» **Your instructions**:
Locate the string "Rice" throughout the material and copy every line in which it occurs.

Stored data
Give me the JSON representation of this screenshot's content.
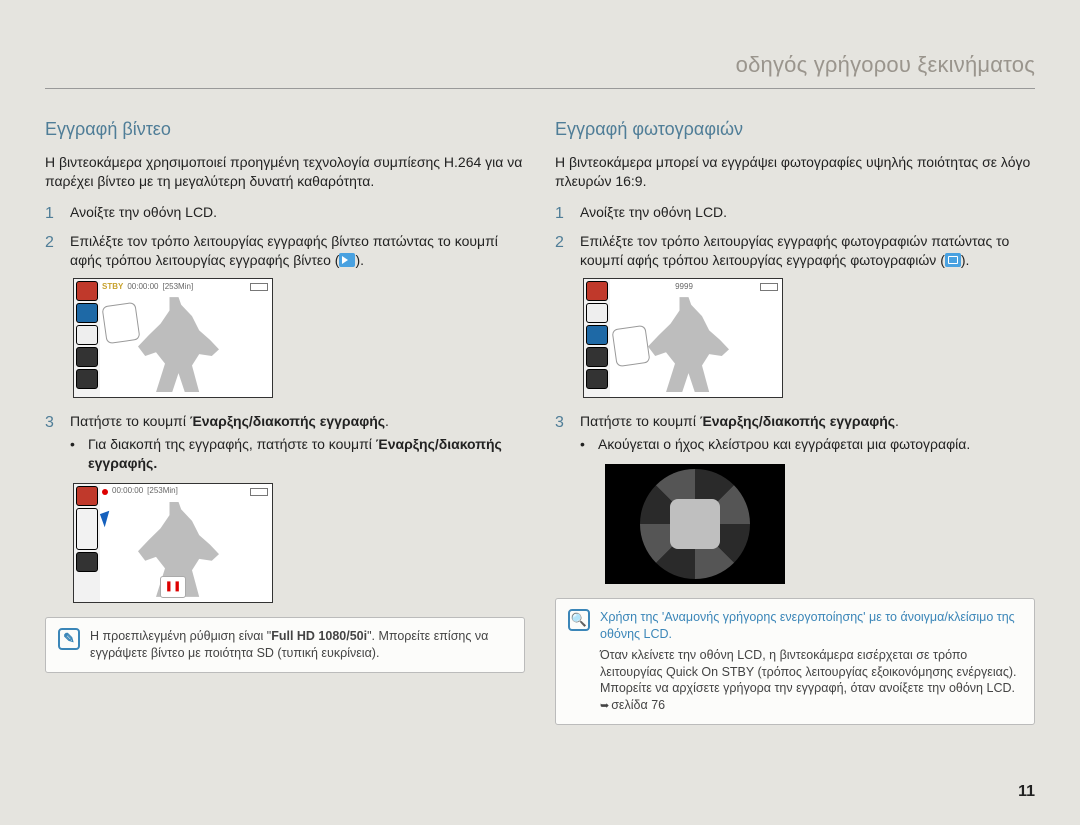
{
  "page_header": "οδηγός γρήγορου ξεκινήματος",
  "page_number": "11",
  "left": {
    "title": "Εγγραφή βίντεο",
    "intro": "Η βιντεοκάμερα χρησιμοποιεί προηγμένη τεχνολογία συμπίεσης H.264 για να παρέχει βίντεο με τη μεγαλύτερη δυνατή καθαρότητα.",
    "steps": [
      {
        "num": "1",
        "text": "Ανοίξτε την οθόνη LCD."
      },
      {
        "num": "2",
        "text": "Επιλέξτε τον τρόπο λειτουργίας εγγραφής βίντεο πατώντας το κουμπί αφής τρόπου λειτουργίας εγγραφής βίντεο  (",
        "text_end": ")."
      },
      {
        "num": "3",
        "text": "Πατήστε το κουμπί ",
        "bold": "Έναρξης/διακοπής εγγραφής",
        "tail": "."
      }
    ],
    "bullet_pre": "Για διακοπή της εγγραφής, πατήστε το κουμπί ",
    "bullet_bold": "Έναρξης/διακοπής εγγραφής.",
    "overlay1": {
      "stby": "STBY",
      "time": "00:00:00",
      "remain": "[253Min]"
    },
    "overlay2": {
      "time": "00:00:00",
      "remain": "[253Min]"
    },
    "note_a": "Η προεπιλεγμένη ρύθμιση είναι \"",
    "note_bold": "Full HD 1080/50i",
    "note_b": "\". Μπορείτε επίσης να εγγράψετε βίντεο με ποιότητα SD (τυπική ευκρίνεια)."
  },
  "right": {
    "title": "Εγγραφή φωτογραφιών",
    "intro": "Η βιντεοκάμερα μπορεί να εγγράψει φωτογραφίες υψηλής ποιότητας σε λόγο πλευρών 16:9.",
    "steps": [
      {
        "num": "1",
        "text": "Ανοίξτε την οθόνη LCD."
      },
      {
        "num": "2",
        "text": "Επιλέξτε τον τρόπο λειτουργίας εγγραφής φωτογραφιών πατώντας το κουμπί αφής τρόπου λειτουργίας εγγραφής φωτογραφιών (",
        "text_end": ")."
      },
      {
        "num": "3",
        "text": "Πατήστε το κουμπί ",
        "bold": "Έναρξης/διακοπής εγγραφής",
        "tail": "."
      }
    ],
    "bullet": "Ακούγεται ο ήχος κλείστρου και εγγράφεται μια φωτογραφία.",
    "overlay": {
      "count": "9999"
    },
    "note_head": "Χρήση της 'Αναμονής γρήγορης ενεργοποίησης' με το άνοιγμα/κλείσιμο της οθόνης LCD.",
    "note_body": "Όταν κλείνετε την οθόνη LCD, η βιντεοκάμερα εισέρχεται σε τρόπο λειτουργίας Quick On STBY (τρόπος λειτουργίας εξοικονόμησης ενέργειας). Μπορείτε να αρχίσετε γρήγορα την εγγραφή, όταν ανοίξετε την οθόνη LCD. ",
    "note_ref": "σελίδα 76"
  }
}
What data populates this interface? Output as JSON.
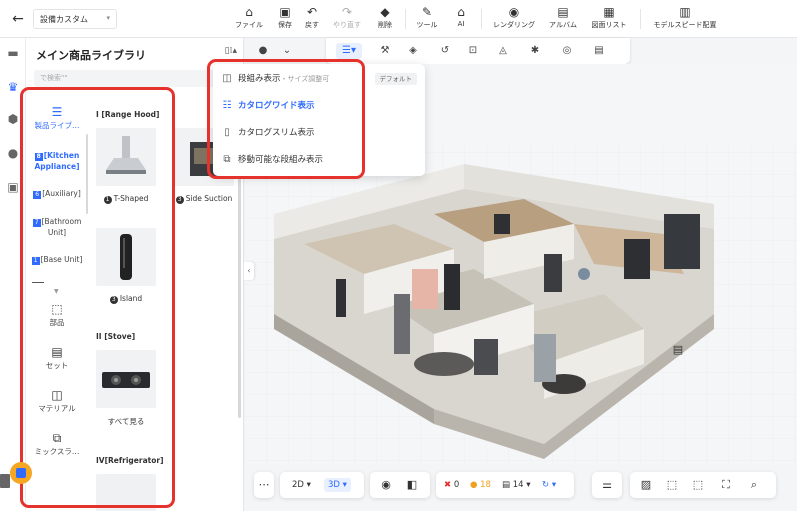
{
  "header": {
    "back_icon": "arrow-left-icon",
    "project_name": "設備カスタム",
    "items": [
      {
        "label": "ファイル",
        "icon": "home-icon"
      },
      {
        "label": "保存",
        "icon": "save-icon"
      },
      {
        "label": "戻す",
        "icon": "undo-icon"
      },
      {
        "label": "やり直す",
        "icon": "redo-icon"
      },
      {
        "label": "削除",
        "icon": "eraser-icon"
      },
      {
        "label": "ツール",
        "icon": "wrench-icon"
      },
      {
        "label": "AI",
        "icon": "ai-house-icon"
      },
      {
        "label": "レンダリング",
        "icon": "camera-icon"
      },
      {
        "label": "アルバム",
        "icon": "album-icon"
      },
      {
        "label": "図面リスト",
        "icon": "drawing-list-icon"
      },
      {
        "label": "モデルスピード配置",
        "icon": "speed-layout-icon"
      }
    ]
  },
  "library": {
    "title": "メイン商品ライブラリ",
    "view_icon": "view-mode-icon",
    "search_placeholder": "で検索\"\"",
    "categories": [
      {
        "label": "製品ライブ…",
        "icon": "product-library-icon"
      },
      {
        "tag": "8",
        "label": "[Kitchen Appliance]"
      },
      {
        "tag": "6",
        "label": "[Auxiliary]"
      },
      {
        "tag": "7",
        "label": "[Bathroom Unit]"
      },
      {
        "tag": "1",
        "label": "[Base Unit]"
      }
    ],
    "tools": [
      {
        "label": "部品",
        "icon": "parts-icon"
      },
      {
        "label": "セット",
        "icon": "set-icon"
      },
      {
        "label": "マテリアル",
        "icon": "material-icon"
      },
      {
        "label": "ミックスラ…",
        "icon": "mix-icon"
      }
    ],
    "sections": [
      {
        "title": "I [Range Hood]",
        "products": [
          {
            "num": "1",
            "label": "T-Shaped"
          },
          {
            "num": "3",
            "label": "Side Suction"
          },
          {
            "num": "3",
            "label": "Island"
          }
        ]
      },
      {
        "title": "II [Stove]",
        "products": [
          {
            "label": "すべて見る"
          }
        ]
      },
      {
        "title": "IV[Refrigerator]",
        "products": []
      }
    ]
  },
  "dropdown": {
    "items": [
      {
        "label": "段組み表示",
        "sub": "・サイズ調整可",
        "badge": "デフォルト",
        "icon": "columns-icon"
      },
      {
        "label": "カタログワイド表示",
        "icon": "catalog-wide-icon",
        "active": true
      },
      {
        "label": "カタログスリム表示",
        "icon": "catalog-slim-icon"
      },
      {
        "label": "移動可能な段組み表示",
        "icon": "movable-columns-icon"
      }
    ]
  },
  "bottom": {
    "view_2d": "2D",
    "view_3d": "3D",
    "error_count": "0",
    "warn_count": "18",
    "doc_count": "14"
  }
}
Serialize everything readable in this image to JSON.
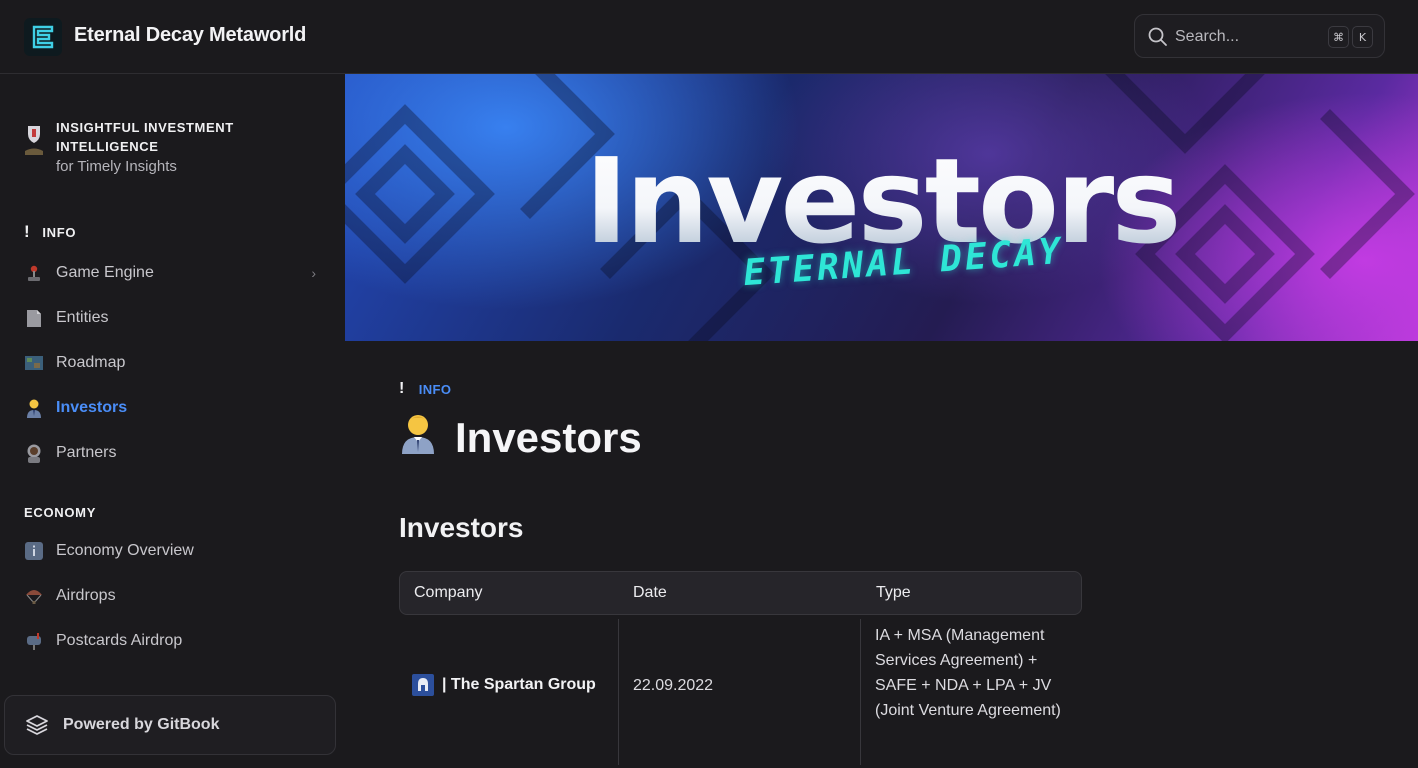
{
  "header": {
    "title": "Eternal Decay Metaworld",
    "search_placeholder": "Search...",
    "shortcut_keys": [
      "⌘",
      "K"
    ]
  },
  "sidebar": {
    "promo": {
      "title": "INSIGHTFUL INVESTMENT INTELLIGENCE",
      "subtitle": "for Timely Insights"
    },
    "sections": [
      {
        "label": "INFO",
        "items": [
          {
            "label": "Game Engine",
            "icon": "joystick-icon",
            "has_children": true
          },
          {
            "label": "Entities",
            "icon": "page-icon"
          },
          {
            "label": "Roadmap",
            "icon": "map-icon"
          },
          {
            "label": "Investors",
            "icon": "office-worker-icon",
            "active": true
          },
          {
            "label": "Partners",
            "icon": "astronaut-icon"
          }
        ]
      },
      {
        "label": "ECONOMY",
        "items": [
          {
            "label": "Economy Overview",
            "icon": "info-icon"
          },
          {
            "label": "Airdrops",
            "icon": "parachute-icon"
          },
          {
            "label": "Postcards Airdrop",
            "icon": "mailbox-icon"
          }
        ]
      }
    ],
    "powered_by": "Powered by GitBook"
  },
  "banner": {
    "title": "Investors",
    "subtitle": "ETERNAL DECAY"
  },
  "page": {
    "breadcrumb": "INFO",
    "title": "Investors",
    "title_icon": "office-worker-icon",
    "section_heading": "Investors",
    "table": {
      "columns": [
        "Company",
        "Date",
        "Type"
      ],
      "rows": [
        {
          "company": "| The Spartan Group",
          "date": "22.09.2022",
          "type": "IA + MSA (Management Services Agreement) + SAFE + NDA + LPA + JV (Joint Venture Agreement)"
        }
      ]
    }
  },
  "colors": {
    "background": "#1b1a1d",
    "accent": "#4a8df7",
    "banner_subtitle": "#2ee6d6"
  }
}
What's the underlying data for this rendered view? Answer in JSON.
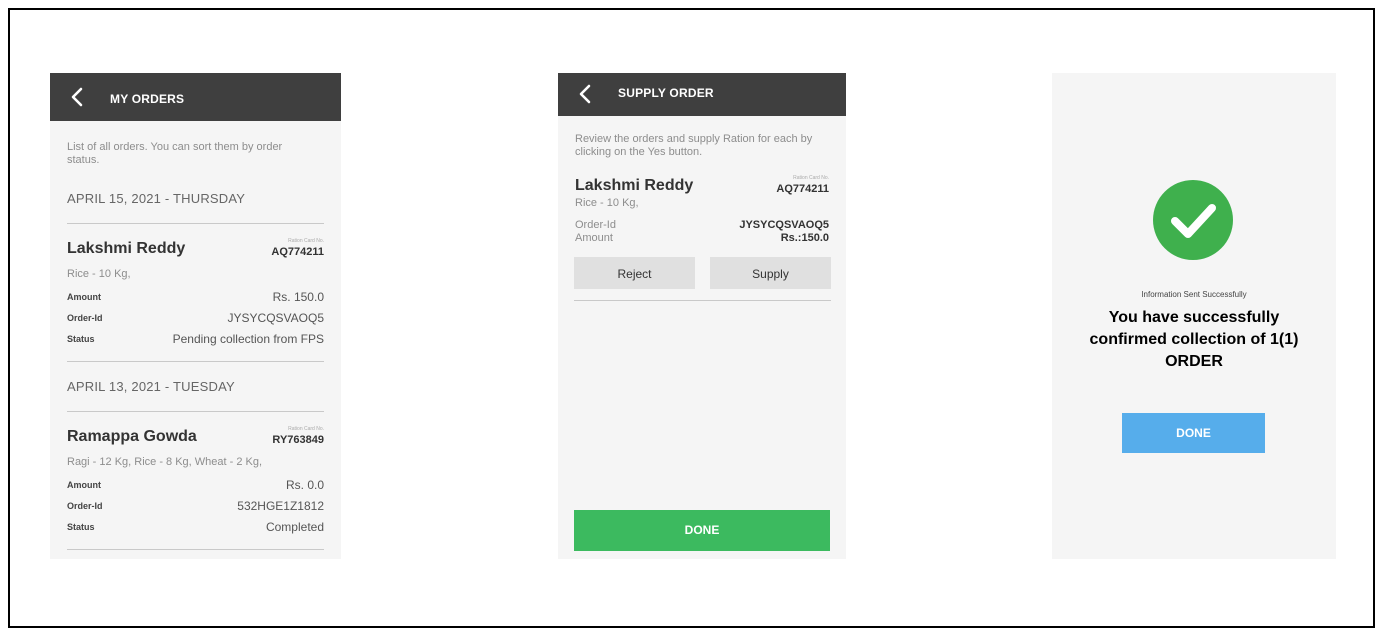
{
  "my_orders": {
    "title": "MY ORDERS",
    "description": "List of all orders. You can sort them by order status.",
    "groups": [
      {
        "date": "APRIL 15, 2021 - THURSDAY",
        "order": {
          "name": "Lakshmi Reddy",
          "ration_card_label": "Ration Card No.",
          "ration_card": "AQ774211",
          "items": "Rice - 10 Kg,",
          "amount_label": "Amount",
          "amount": "Rs. 150.0",
          "order_id_label": "Order-Id",
          "order_id": "JYSYCQSVAOQ5",
          "status_label": "Status",
          "status": "Pending collection from FPS"
        }
      },
      {
        "date": "APRIL 13, 2021 - TUESDAY",
        "order": {
          "name": "Ramappa Gowda",
          "ration_card_label": "Ration Card No.",
          "ration_card": "RY763849",
          "items": "Ragi - 12 Kg, Rice - 8 Kg, Wheat - 2 Kg,",
          "amount_label": "Amount",
          "amount": "Rs. 0.0",
          "order_id_label": "Order-Id",
          "order_id": "532HGE1Z1812",
          "status_label": "Status",
          "status": "Completed"
        }
      }
    ]
  },
  "supply_order": {
    "title": "SUPPLY ORDER",
    "description": "Review the orders and supply Ration for each by clicking on the Yes button.",
    "order": {
      "name": "Lakshmi Reddy",
      "ration_card_label": "Ration Card No.",
      "ration_card": "AQ774211",
      "items": "Rice - 10 Kg,",
      "order_id_label": "Order-Id",
      "order_id": "JYSYCQSVAOQ5",
      "amount_label": "Amount",
      "amount": "Rs.:150.0"
    },
    "reject_label": "Reject",
    "supply_label": "Supply",
    "done_label": "DONE"
  },
  "success": {
    "small_text": "Information Sent Successfully",
    "headline_line1": "You have successfully",
    "headline_line2": "confirmed collection of  1(1)",
    "headline_line3": "ORDER",
    "done_label": "DONE"
  },
  "colors": {
    "appbar": "#3f3f3f",
    "success_green": "#3cba5f",
    "check_green": "#3fb04d",
    "done_blue": "#56adeb"
  }
}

» **Response**:
          "items": "Rice - 10 Kg,",
          "items": "Ragi - 12 Kg, Rice - 8 Kg, Wheat - 2 Kg,",
      "items": "Rice - 10 Kg,",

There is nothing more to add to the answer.